■ What is being asked:
Every line of the material is to be quoted verbatim, minus the pictures.
**********
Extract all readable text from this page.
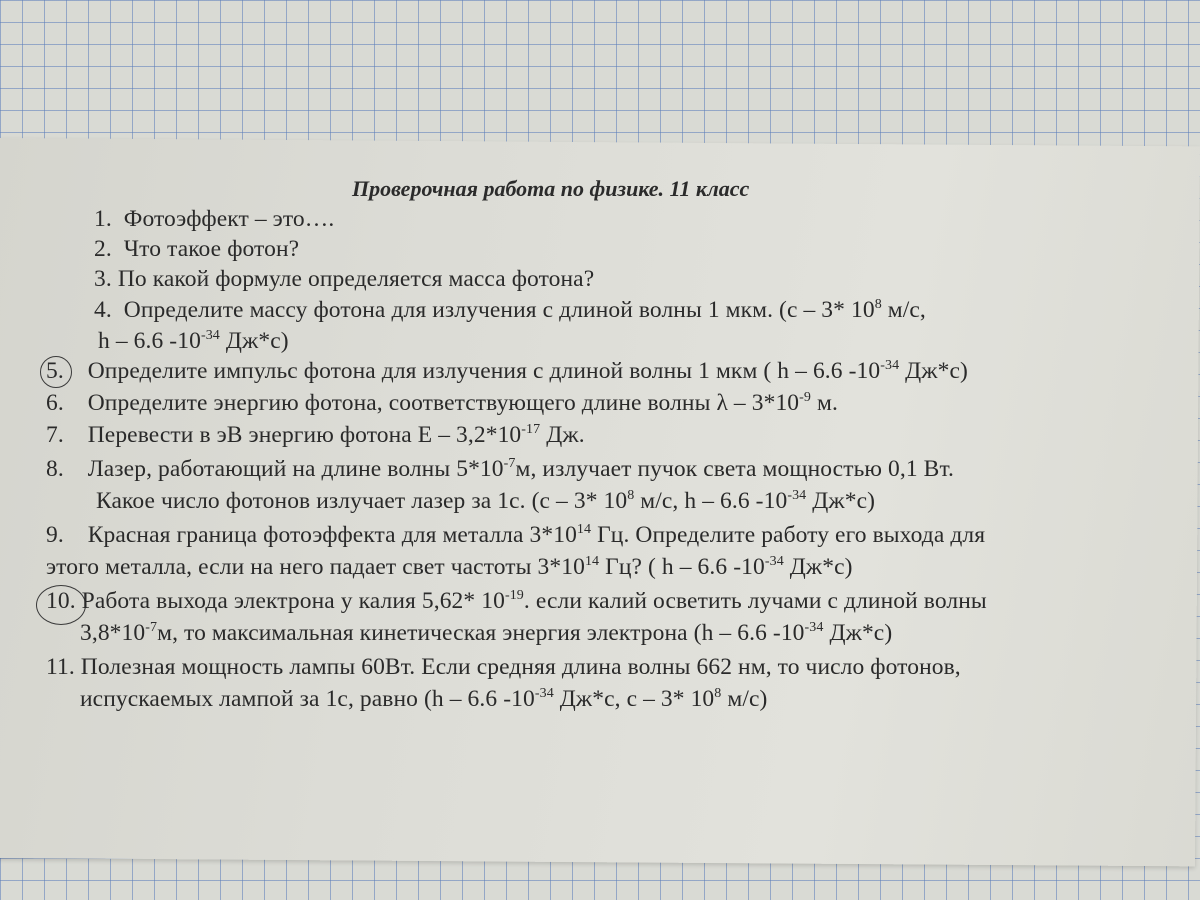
Проверочная работа по физике. 11 класс
1. Фотоэффект – это….
2. Что такое фотон?
3. По какой формуле определяется масса фотона?
4. Определите массу фотона для излучения с длиной волны 1 мкм. (c – 3* $10^8$ м/с,
h – 6.6 $-10^{-34}$ Дж*с)
5. Определите импульс фотона для излучения с длиной волны 1 мкм ( h – 6.6 $-10^{-34}$ Дж*с)
6. Определите энергию фотона, соответствующего длине волны λ – $3*10^{-9}$ м.
7. Перевести в эВ энергию фотона E – $3,2*10^{-17}$ Дж.
8. Лазер, работающий на длине волны $5*10^{-7}м$, излучает пучок света мощностью 0,1 Вт.
Какое число фотонов излучает лазер за 1с. (c – 3* $10^8$ м/с, h – 6.6 $-10^{-34}$ Дж*с)
9. Красная граница фотоэффекта для металла $3*10^{14}$ Гц. Определите работу его выхода для
этого металла, если на него падает свет частоты $3*10^{14}$ Гц? ( h – 6.6 $-10^{-34}$ Дж*с)
10. Работа выхода электрона у калия 5,62* $10^{-19}$. если калий осветить лучами с длиной волны
$3,8*10^{-7}м$, то максимальная кинетическая энергия электрона (h – 6.6 $-10^{-34}$ Дж*с)
11. Полезная мощность лампы 60Вт. Если средняя длина волны 662 нм, то число фотонов,
испускаемых лампой за 1с, равно (h – 6.6 $-10^{-34}$ Дж*с, c – 3* $10^8$ м/с)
**********
■ Complete response:
Extract all readable text from this page.
Проверочная работа по физике. 11 класс
1. Фотоэффект – это….
2. Что такое фотон?
3. По какой формуле определяется масса фотона?
4. Определите массу фотона для излучения с длиной волны 1 мкм. (c – 3* $10^8$ м/с,
h – 6.6 $-10^{-34}$ Дж*с)
5. Определите импульс фотона для излучения с длиной волны 1 мкм ( h – 6.6 $-10^{-34}$ Дж*с)
6. Определите энергию фотона, соответствующего длине волны λ – $3*10^{-9}$ м.
7. Перевести в эВ энергию фотона E – $3,2*10^{-17}$ Дж.
8. Лазер, работающий на длине волны $5*10^{-7}м$, излучает пучок света мощностью 0,1 Вт.
Какое число фотонов излучает лазер за 1с. (c – 3* $10^8$ м/с, h – 6.6 $-10^{-34}$ Дж*с)
9. Красная граница фотоэффекта для металла $3*10^{14}$ Гц. Определите работу его выхода для
этого металла, если на него падает свет частоты $3*10^{14}$ Гц? ( h – 6.6 $-10^{-34}$ Дж*с)
10. Работа выхода электрона у калия 5,62* $10^{-19}$. если калий осветить лучами с длиной волны
$3,8*10^{-7}м$, то максимальная кинетическая энергия электрона (h – 6.6 $-10^{-34}$ Дж*с)
11. Полезная мощность лампы 60Вт. Если средняя длина волны 662 нм, то число фотонов,
испускаемых лампой за 1с, равно (h – 6.6 $-10^{-34}$ Дж*с, c – 3* $10^8$ м/с)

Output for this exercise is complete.